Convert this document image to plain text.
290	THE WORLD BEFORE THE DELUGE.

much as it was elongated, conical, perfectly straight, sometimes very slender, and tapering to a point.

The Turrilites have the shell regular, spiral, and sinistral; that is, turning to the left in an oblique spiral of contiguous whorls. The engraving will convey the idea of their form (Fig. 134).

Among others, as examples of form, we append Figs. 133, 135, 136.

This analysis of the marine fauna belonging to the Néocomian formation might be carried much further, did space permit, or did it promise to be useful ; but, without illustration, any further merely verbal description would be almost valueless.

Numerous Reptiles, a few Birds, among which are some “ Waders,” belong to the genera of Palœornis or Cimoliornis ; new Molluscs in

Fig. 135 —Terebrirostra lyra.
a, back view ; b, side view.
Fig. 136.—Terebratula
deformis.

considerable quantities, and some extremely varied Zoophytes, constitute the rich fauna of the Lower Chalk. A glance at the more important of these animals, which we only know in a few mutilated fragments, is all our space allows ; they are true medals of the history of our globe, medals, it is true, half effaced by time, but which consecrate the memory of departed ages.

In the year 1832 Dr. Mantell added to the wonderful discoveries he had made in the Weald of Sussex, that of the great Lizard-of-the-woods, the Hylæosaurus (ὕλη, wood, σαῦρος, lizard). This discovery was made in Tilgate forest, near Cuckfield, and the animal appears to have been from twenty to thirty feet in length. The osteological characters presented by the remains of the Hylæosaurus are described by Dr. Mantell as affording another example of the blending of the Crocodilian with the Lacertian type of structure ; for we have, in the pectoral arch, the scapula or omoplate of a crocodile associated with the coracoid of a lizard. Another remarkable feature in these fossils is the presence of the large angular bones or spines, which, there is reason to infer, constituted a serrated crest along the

------------------------------------

OBJECTIVE:
Gather from the data above every line with the string "these".

COMPLETED TASK:
considerable quantities, and some extremely varied Zoophytes, constitute the rich fauna of the Lower Chalk. A glance at the more important of these animals, which we only know in a few mutilated fragments, is all our space allows ; they are true medals of the history of our globe, medals, it is true, half effaced by time, but which consecrate the memory of departed ages.
In the year 1832 Dr. Mantell added to the wonderful discoveries he had made in the Weald of Sussex, that of the great Lizard-of-the-woods, the Hylæosaurus (ὕλη, wood, σαῦρος, lizard). This discovery was made in Tilgate forest, near Cuckfield, and the animal appears to have been from twenty to thirty feet in length. The osteological characters presented by the remains of the Hylæosaurus are described by Dr. Mantell as affording another example of the blending of the Crocodilian with the Lacertian type of structure ; for we have, in the pectoral arch, the scapula or omoplate of a crocodile associated with the coracoid of a lizard. Another remarkable feature in these fossils is the presence of the large angular bones or spines, which, there is reason to infer, constituted a serrated crest along the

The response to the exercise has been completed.